What is being asked
Repeat the data that follows, word for word, without the images.

Data listing
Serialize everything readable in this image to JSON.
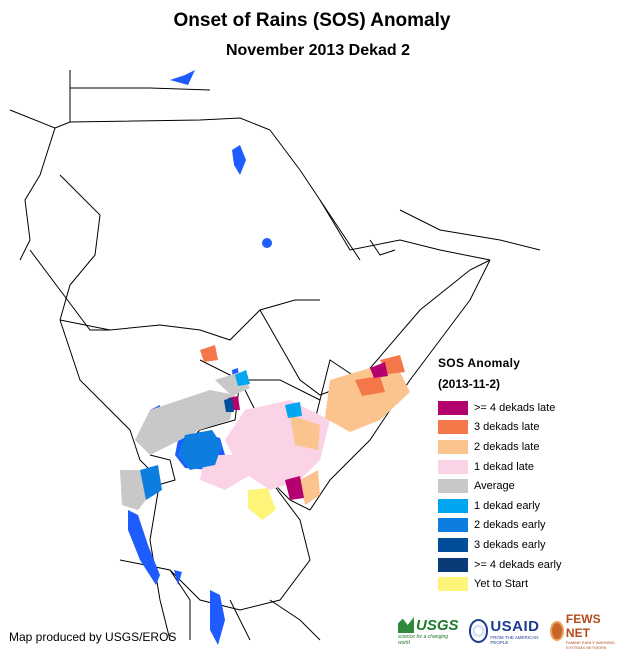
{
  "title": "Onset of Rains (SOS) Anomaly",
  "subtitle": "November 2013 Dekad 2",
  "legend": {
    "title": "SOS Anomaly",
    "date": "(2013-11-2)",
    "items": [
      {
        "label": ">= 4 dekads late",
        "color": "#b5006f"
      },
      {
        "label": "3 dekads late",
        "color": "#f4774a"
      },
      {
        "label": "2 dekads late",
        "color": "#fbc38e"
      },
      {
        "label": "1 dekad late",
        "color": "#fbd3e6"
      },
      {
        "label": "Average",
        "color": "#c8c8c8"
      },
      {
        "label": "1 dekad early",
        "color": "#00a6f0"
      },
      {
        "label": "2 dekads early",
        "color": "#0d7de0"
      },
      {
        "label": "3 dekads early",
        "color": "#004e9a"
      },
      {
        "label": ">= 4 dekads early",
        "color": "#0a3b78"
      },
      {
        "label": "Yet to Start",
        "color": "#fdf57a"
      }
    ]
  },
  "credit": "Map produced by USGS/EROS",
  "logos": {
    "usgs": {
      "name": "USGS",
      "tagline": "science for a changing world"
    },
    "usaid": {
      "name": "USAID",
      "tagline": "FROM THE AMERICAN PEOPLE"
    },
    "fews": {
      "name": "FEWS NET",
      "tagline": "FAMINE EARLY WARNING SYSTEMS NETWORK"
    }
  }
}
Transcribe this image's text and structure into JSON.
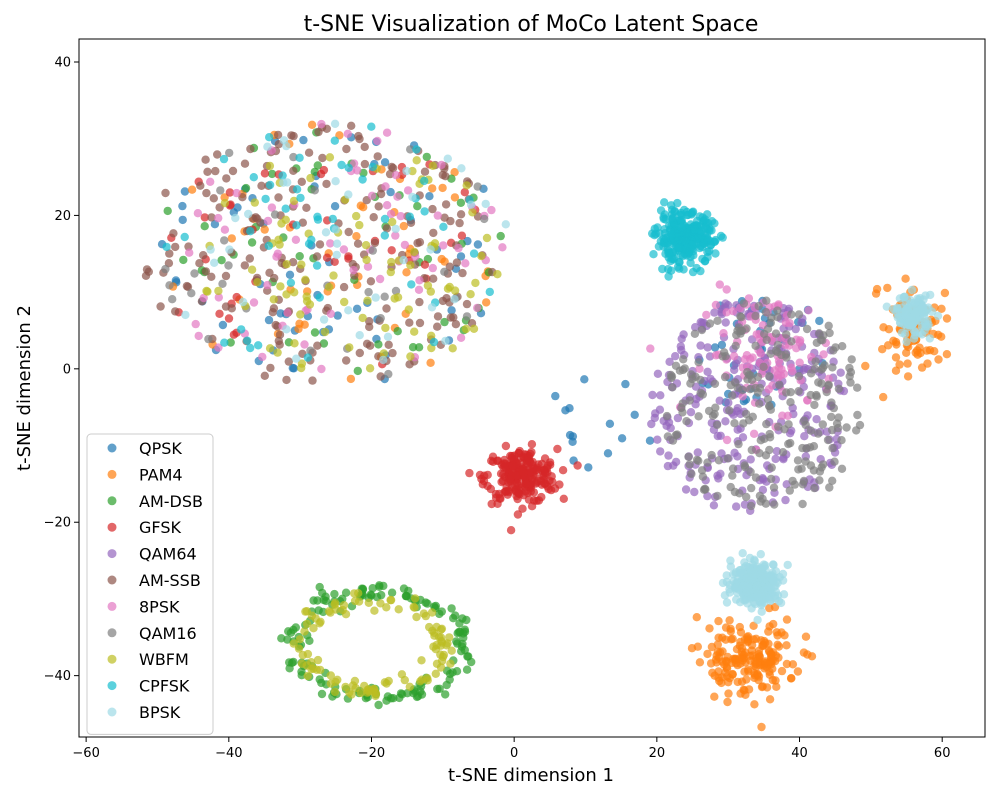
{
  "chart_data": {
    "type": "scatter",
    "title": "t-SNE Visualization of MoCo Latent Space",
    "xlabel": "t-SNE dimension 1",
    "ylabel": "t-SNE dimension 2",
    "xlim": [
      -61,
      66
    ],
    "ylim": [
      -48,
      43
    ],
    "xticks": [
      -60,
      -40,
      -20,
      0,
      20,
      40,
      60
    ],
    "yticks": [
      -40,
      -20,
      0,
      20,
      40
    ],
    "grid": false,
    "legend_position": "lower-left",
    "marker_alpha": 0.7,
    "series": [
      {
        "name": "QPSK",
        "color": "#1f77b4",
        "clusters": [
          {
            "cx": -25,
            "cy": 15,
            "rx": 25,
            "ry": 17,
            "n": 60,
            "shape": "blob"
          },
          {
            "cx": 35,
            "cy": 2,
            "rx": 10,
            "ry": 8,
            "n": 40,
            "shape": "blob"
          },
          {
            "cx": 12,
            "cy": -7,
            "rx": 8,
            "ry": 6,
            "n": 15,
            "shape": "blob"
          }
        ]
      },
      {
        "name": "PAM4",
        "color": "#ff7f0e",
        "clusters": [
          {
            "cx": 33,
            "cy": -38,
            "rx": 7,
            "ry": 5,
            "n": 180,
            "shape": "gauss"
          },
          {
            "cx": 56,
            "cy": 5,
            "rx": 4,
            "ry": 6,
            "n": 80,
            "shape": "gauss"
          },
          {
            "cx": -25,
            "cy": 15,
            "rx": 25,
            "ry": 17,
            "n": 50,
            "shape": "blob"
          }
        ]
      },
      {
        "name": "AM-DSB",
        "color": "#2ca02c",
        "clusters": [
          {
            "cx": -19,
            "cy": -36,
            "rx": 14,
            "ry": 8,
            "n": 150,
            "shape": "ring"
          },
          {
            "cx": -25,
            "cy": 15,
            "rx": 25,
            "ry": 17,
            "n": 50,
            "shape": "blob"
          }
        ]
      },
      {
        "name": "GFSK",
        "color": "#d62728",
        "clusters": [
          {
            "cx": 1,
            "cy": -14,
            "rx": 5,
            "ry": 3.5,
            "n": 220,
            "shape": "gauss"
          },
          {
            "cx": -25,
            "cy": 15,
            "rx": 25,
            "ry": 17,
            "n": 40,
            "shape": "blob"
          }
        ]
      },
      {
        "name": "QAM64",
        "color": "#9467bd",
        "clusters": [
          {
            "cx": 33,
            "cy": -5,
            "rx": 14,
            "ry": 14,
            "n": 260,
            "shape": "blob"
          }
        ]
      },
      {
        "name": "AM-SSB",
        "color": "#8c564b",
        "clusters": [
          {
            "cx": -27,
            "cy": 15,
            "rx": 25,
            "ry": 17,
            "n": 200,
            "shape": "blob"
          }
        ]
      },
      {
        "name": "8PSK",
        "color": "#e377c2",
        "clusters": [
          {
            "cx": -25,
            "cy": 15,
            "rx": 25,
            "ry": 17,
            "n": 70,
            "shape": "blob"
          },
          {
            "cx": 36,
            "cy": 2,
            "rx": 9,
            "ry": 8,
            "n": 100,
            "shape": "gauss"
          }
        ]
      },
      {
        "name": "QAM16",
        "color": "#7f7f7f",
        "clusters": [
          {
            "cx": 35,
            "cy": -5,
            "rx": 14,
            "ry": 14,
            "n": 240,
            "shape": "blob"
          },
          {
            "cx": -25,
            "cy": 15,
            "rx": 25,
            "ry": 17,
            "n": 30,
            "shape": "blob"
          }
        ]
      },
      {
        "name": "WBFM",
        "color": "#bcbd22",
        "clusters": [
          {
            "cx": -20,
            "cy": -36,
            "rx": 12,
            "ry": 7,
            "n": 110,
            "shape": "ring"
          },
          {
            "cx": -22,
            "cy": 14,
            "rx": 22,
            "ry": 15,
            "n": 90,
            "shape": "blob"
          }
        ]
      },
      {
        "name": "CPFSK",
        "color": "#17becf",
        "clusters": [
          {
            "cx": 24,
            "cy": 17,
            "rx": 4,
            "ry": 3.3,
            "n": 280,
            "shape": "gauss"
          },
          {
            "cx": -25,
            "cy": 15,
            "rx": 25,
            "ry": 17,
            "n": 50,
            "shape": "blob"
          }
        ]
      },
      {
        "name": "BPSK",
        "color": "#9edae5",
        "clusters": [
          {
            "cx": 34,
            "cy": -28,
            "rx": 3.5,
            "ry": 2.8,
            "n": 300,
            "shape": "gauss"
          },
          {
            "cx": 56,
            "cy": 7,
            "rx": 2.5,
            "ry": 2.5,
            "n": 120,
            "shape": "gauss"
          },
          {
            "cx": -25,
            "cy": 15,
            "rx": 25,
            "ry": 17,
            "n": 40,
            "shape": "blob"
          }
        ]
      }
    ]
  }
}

Full answer
Serialize everything readable in this image to JSON.
{
  "title": "Onset of Rains (SOS) Anomaly",
  "subtitle": "November 2013 Dekad 2",
  "legend": {
    "title": "SOS Anomaly",
    "date": "(2013-11-2)",
    "items": [
      {
        "label": ">= 4 dekads late",
        "color": "#b5006f"
      },
      {
        "label": "3 dekads late",
        "color": "#f4774a"
      },
      {
        "label": "2 dekads late",
        "color": "#fbc38e"
      },
      {
        "label": "1 dekad late",
        "color": "#fbd3e6"
      },
      {
        "label": "Average",
        "color": "#c8c8c8"
      },
      {
        "label": "1 dekad early",
        "color": "#00a6f0"
      },
      {
        "label": "2 dekads early",
        "color": "#0d7de0"
      },
      {
        "label": "3 dekads early",
        "color": "#004e9a"
      },
      {
        "label": ">= 4 dekads early",
        "color": "#0a3b78"
      },
      {
        "label": "Yet to Start",
        "color": "#fdf57a"
      }
    ]
  },
  "credit": "Map produced by USGS/EROS",
  "logos": {
    "usgs": {
      "name": "USGS",
      "tagline": "science for a changing world"
    },
    "usaid": {
      "name": "USAID",
      "tagline": "FROM THE AMERICAN PEOPLE"
    },
    "fews": {
      "name": "FEWS NET",
      "tagline": "FAMINE EARLY WARNING SYSTEMS NETWORK"
    }
  }
}
Transcribe this image's text and structure into JSON.
{
  "chart_data": {
    "type": "scatter",
    "title": "t-SNE Visualization of MoCo Latent Space",
    "xlabel": "t-SNE dimension 1",
    "ylabel": "t-SNE dimension 2",
    "xlim": [
      -61,
      66
    ],
    "ylim": [
      -48,
      43
    ],
    "xticks": [
      -60,
      -40,
      -20,
      0,
      20,
      40,
      60
    ],
    "yticks": [
      -40,
      -20,
      0,
      20,
      40
    ],
    "grid": false,
    "legend_position": "lower-left",
    "marker_alpha": 0.7,
    "series": [
      {
        "name": "QPSK",
        "color": "#1f77b4",
        "clusters": [
          {
            "cx": -25,
            "cy": 15,
            "rx": 25,
            "ry": 17,
            "n": 60,
            "shape": "blob"
          },
          {
            "cx": 35,
            "cy": 2,
            "rx": 10,
            "ry": 8,
            "n": 40,
            "shape": "blob"
          },
          {
            "cx": 12,
            "cy": -7,
            "rx": 8,
            "ry": 6,
            "n": 15,
            "shape": "blob"
          }
        ]
      },
      {
        "name": "PAM4",
        "color": "#ff7f0e",
        "clusters": [
          {
            "cx": 33,
            "cy": -38,
            "rx": 7,
            "ry": 5,
            "n": 180,
            "shape": "gauss"
          },
          {
            "cx": 56,
            "cy": 5,
            "rx": 4,
            "ry": 6,
            "n": 80,
            "shape": "gauss"
          },
          {
            "cx": -25,
            "cy": 15,
            "rx": 25,
            "ry": 17,
            "n": 50,
            "shape": "blob"
          }
        ]
      },
      {
        "name": "AM-DSB",
        "color": "#2ca02c",
        "clusters": [
          {
            "cx": -19,
            "cy": -36,
            "rx": 14,
            "ry": 8,
            "n": 150,
            "shape": "ring"
          },
          {
            "cx": -25,
            "cy": 15,
            "rx": 25,
            "ry": 17,
            "n": 50,
            "shape": "blob"
          }
        ]
      },
      {
        "name": "GFSK",
        "color": "#d62728",
        "clusters": [
          {
            "cx": 1,
            "cy": -14,
            "rx": 5,
            "ry": 3.5,
            "n": 220,
            "shape": "gauss"
          },
          {
            "cx": -25,
            "cy": 15,
            "rx": 25,
            "ry": 17,
            "n": 40,
            "shape": "blob"
          }
        ]
      },
      {
        "name": "QAM64",
        "color": "#9467bd",
        "clusters": [
          {
            "cx": 33,
            "cy": -5,
            "rx": 14,
            "ry": 14,
            "n": 260,
            "shape": "blob"
          }
        ]
      },
      {
        "name": "AM-SSB",
        "color": "#8c564b",
        "clusters": [
          {
            "cx": -27,
            "cy": 15,
            "rx": 25,
            "ry": 17,
            "n": 200,
            "shape": "blob"
          }
        ]
      },
      {
        "name": "8PSK",
        "color": "#e377c2",
        "clusters": [
          {
            "cx": -25,
            "cy": 15,
            "rx": 25,
            "ry": 17,
            "n": 70,
            "shape": "blob"
          },
          {
            "cx": 36,
            "cy": 2,
            "rx": 9,
            "ry": 8,
            "n": 100,
            "shape": "gauss"
          }
        ]
      },
      {
        "name": "QAM16",
        "color": "#7f7f7f",
        "clusters": [
          {
            "cx": 35,
            "cy": -5,
            "rx": 14,
            "ry": 14,
            "n": 240,
            "shape": "blob"
          },
          {
            "cx": -25,
            "cy": 15,
            "rx": 25,
            "ry": 17,
            "n": 30,
            "shape": "blob"
          }
        ]
      },
      {
        "name": "WBFM",
        "color": "#bcbd22",
        "clusters": [
          {
            "cx": -20,
            "cy": -36,
            "rx": 12,
            "ry": 7,
            "n": 110,
            "shape": "ring"
          },
          {
            "cx": -22,
            "cy": 14,
            "rx": 22,
            "ry": 15,
            "n": 90,
            "shape": "blob"
          }
        ]
      },
      {
        "name": "CPFSK",
        "color": "#17becf",
        "clusters": [
          {
            "cx": 24,
            "cy": 17,
            "rx": 4,
            "ry": 3.3,
            "n": 280,
            "shape": "gauss"
          },
          {
            "cx": -25,
            "cy": 15,
            "rx": 25,
            "ry": 17,
            "n": 50,
            "shape": "blob"
          }
        ]
      },
      {
        "name": "BPSK",
        "color": "#9edae5",
        "clusters": [
          {
            "cx": 34,
            "cy": -28,
            "rx": 3.5,
            "ry": 2.8,
            "n": 300,
            "shape": "gauss"
          },
          {
            "cx": 56,
            "cy": 7,
            "rx": 2.5,
            "ry": 2.5,
            "n": 120,
            "shape": "gauss"
          },
          {
            "cx": -25,
            "cy": 15,
            "rx": 25,
            "ry": 17,
            "n": 40,
            "shape": "blob"
          }
        ]
      }
    ]
  }
}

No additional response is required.